> Records from a data source

· · · · ·

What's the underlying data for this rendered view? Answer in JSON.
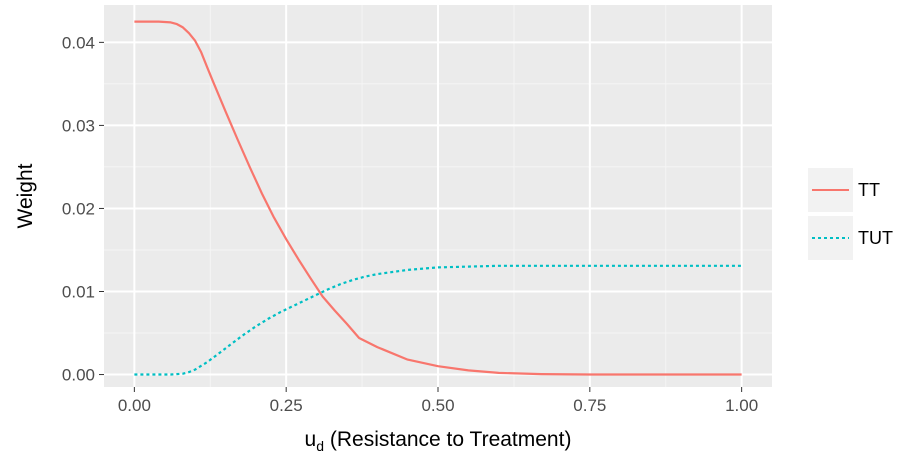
{
  "chart_data": {
    "type": "line",
    "title": "",
    "xlabel": {
      "base": "u",
      "subscript": "d",
      "rest": " (Resistance to Treatment)"
    },
    "ylabel": "Weight",
    "xlim": [
      -0.05,
      1.05
    ],
    "ylim": [
      -0.0015,
      0.0445
    ],
    "x_ticks": [
      0.0,
      0.25,
      0.5,
      0.75,
      1.0
    ],
    "x_tick_labels": [
      "0.00",
      "0.25",
      "0.50",
      "0.75",
      "1.00"
    ],
    "y_ticks": [
      0.0,
      0.01,
      0.02,
      0.03,
      0.04
    ],
    "y_tick_labels": [
      "0.00",
      "0.01",
      "0.02",
      "0.03",
      "0.04"
    ],
    "grid": true,
    "legend_position": "right",
    "series": [
      {
        "name": "TT",
        "color": "#F8766D",
        "dash": "solid",
        "x": [
          0.0,
          0.02,
          0.04,
          0.06,
          0.07,
          0.08,
          0.09,
          0.1,
          0.11,
          0.12,
          0.13,
          0.15,
          0.17,
          0.19,
          0.21,
          0.23,
          0.25,
          0.27,
          0.29,
          0.31,
          0.33,
          0.35,
          0.37,
          0.4,
          0.45,
          0.5,
          0.55,
          0.6,
          0.67,
          0.75,
          0.85,
          1.0
        ],
        "y": [
          0.0425,
          0.0425,
          0.0425,
          0.0424,
          0.0422,
          0.0418,
          0.0411,
          0.0402,
          0.0388,
          0.037,
          0.0352,
          0.0317,
          0.0283,
          0.025,
          0.0218,
          0.0189,
          0.0163,
          0.0139,
          0.0116,
          0.0094,
          0.0077,
          0.0061,
          0.0044,
          0.0033,
          0.0018,
          0.001,
          0.0005,
          0.0002,
          5e-05,
          0.0,
          0.0,
          0.0
        ]
      },
      {
        "name": "TUT",
        "color": "#00BFC4",
        "dash": "dotted",
        "x": [
          0.0,
          0.02,
          0.04,
          0.06,
          0.08,
          0.09,
          0.1,
          0.12,
          0.14,
          0.16,
          0.18,
          0.2,
          0.22,
          0.24,
          0.26,
          0.28,
          0.3,
          0.32,
          0.34,
          0.36,
          0.38,
          0.4,
          0.45,
          0.5,
          0.55,
          0.6,
          0.7,
          0.8,
          0.9,
          1.0
        ],
        "y": [
          0.0,
          0.0,
          0.0,
          0.0,
          0.0001,
          0.0003,
          0.0006,
          0.0015,
          0.0026,
          0.0037,
          0.0048,
          0.0058,
          0.0067,
          0.0075,
          0.0082,
          0.0089,
          0.0096,
          0.0103,
          0.0109,
          0.0114,
          0.0118,
          0.0121,
          0.0126,
          0.0129,
          0.013,
          0.0131,
          0.0131,
          0.0131,
          0.0131,
          0.0131
        ]
      }
    ]
  }
}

· · · · ·

> What the exercise asks
Copy every line of the data exactly as written, excluding the pictures.

> Problem solution
What's the underlying data for this rendered view? Answer in JSON.
{
  "chart_data": {
    "type": "line",
    "title": "",
    "xlabel": {
      "base": "u",
      "subscript": "d",
      "rest": " (Resistance to Treatment)"
    },
    "ylabel": "Weight",
    "xlim": [
      -0.05,
      1.05
    ],
    "ylim": [
      -0.0015,
      0.0445
    ],
    "x_ticks": [
      0.0,
      0.25,
      0.5,
      0.75,
      1.0
    ],
    "x_tick_labels": [
      "0.00",
      "0.25",
      "0.50",
      "0.75",
      "1.00"
    ],
    "y_ticks": [
      0.0,
      0.01,
      0.02,
      0.03,
      0.04
    ],
    "y_tick_labels": [
      "0.00",
      "0.01",
      "0.02",
      "0.03",
      "0.04"
    ],
    "grid": true,
    "legend_position": "right",
    "series": [
      {
        "name": "TT",
        "color": "#F8766D",
        "dash": "solid",
        "x": [
          0.0,
          0.02,
          0.04,
          0.06,
          0.07,
          0.08,
          0.09,
          0.1,
          0.11,
          0.12,
          0.13,
          0.15,
          0.17,
          0.19,
          0.21,
          0.23,
          0.25,
          0.27,
          0.29,
          0.31,
          0.33,
          0.35,
          0.37,
          0.4,
          0.45,
          0.5,
          0.55,
          0.6,
          0.67,
          0.75,
          0.85,
          1.0
        ],
        "y": [
          0.0425,
          0.0425,
          0.0425,
          0.0424,
          0.0422,
          0.0418,
          0.0411,
          0.0402,
          0.0388,
          0.037,
          0.0352,
          0.0317,
          0.0283,
          0.025,
          0.0218,
          0.0189,
          0.0163,
          0.0139,
          0.0116,
          0.0094,
          0.0077,
          0.0061,
          0.0044,
          0.0033,
          0.0018,
          0.001,
          0.0005,
          0.0002,
          5e-05,
          0.0,
          0.0,
          0.0
        ]
      },
      {
        "name": "TUT",
        "color": "#00BFC4",
        "dash": "dotted",
        "x": [
          0.0,
          0.02,
          0.04,
          0.06,
          0.08,
          0.09,
          0.1,
          0.12,
          0.14,
          0.16,
          0.18,
          0.2,
          0.22,
          0.24,
          0.26,
          0.28,
          0.3,
          0.32,
          0.34,
          0.36,
          0.38,
          0.4,
          0.45,
          0.5,
          0.55,
          0.6,
          0.7,
          0.8,
          0.9,
          1.0
        ],
        "y": [
          0.0,
          0.0,
          0.0,
          0.0,
          0.0001,
          0.0003,
          0.0006,
          0.0015,
          0.0026,
          0.0037,
          0.0048,
          0.0058,
          0.0067,
          0.0075,
          0.0082,
          0.0089,
          0.0096,
          0.0103,
          0.0109,
          0.0114,
          0.0118,
          0.0121,
          0.0126,
          0.0129,
          0.013,
          0.0131,
          0.0131,
          0.0131,
          0.0131,
          0.0131
        ]
      }
    ]
  }
}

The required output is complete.